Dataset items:
---*---

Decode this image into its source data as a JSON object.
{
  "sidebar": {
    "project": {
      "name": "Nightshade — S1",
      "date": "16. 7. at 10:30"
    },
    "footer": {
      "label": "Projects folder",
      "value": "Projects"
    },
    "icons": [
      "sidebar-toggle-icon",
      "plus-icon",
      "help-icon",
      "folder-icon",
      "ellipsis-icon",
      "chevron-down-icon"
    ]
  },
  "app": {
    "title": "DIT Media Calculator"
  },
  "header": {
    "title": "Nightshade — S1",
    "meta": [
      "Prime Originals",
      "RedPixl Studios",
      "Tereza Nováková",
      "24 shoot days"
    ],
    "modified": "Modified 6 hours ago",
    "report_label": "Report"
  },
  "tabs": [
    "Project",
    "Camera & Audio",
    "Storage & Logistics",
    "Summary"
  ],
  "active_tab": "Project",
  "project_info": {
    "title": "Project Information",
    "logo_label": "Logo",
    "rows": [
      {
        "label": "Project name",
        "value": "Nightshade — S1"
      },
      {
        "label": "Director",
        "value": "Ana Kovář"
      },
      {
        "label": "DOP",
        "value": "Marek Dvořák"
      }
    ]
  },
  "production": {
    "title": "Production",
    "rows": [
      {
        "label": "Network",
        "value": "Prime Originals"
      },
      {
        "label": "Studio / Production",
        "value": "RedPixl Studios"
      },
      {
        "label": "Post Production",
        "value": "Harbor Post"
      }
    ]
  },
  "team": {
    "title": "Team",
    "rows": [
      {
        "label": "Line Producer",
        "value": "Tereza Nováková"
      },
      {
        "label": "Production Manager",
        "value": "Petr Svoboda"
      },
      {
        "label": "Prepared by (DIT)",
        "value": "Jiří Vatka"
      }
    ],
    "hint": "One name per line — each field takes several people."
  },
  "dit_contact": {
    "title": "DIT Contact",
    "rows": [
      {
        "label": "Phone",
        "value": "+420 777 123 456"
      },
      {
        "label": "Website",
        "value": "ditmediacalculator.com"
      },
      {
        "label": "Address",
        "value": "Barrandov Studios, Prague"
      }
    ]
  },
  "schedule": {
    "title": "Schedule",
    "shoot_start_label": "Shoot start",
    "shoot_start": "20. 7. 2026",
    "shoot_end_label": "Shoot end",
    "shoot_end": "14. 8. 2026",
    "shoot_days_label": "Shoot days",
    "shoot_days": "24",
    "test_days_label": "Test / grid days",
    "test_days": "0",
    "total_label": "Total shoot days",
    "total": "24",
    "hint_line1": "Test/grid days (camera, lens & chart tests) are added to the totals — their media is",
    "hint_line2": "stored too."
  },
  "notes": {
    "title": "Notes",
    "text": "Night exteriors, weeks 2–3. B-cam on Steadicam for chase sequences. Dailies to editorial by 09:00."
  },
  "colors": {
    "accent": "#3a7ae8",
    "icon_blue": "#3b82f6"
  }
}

---*---

> Your objective
What is the number of lines in the records that contain "RedPixl"? Give that number only.

> Solution to this exercise
2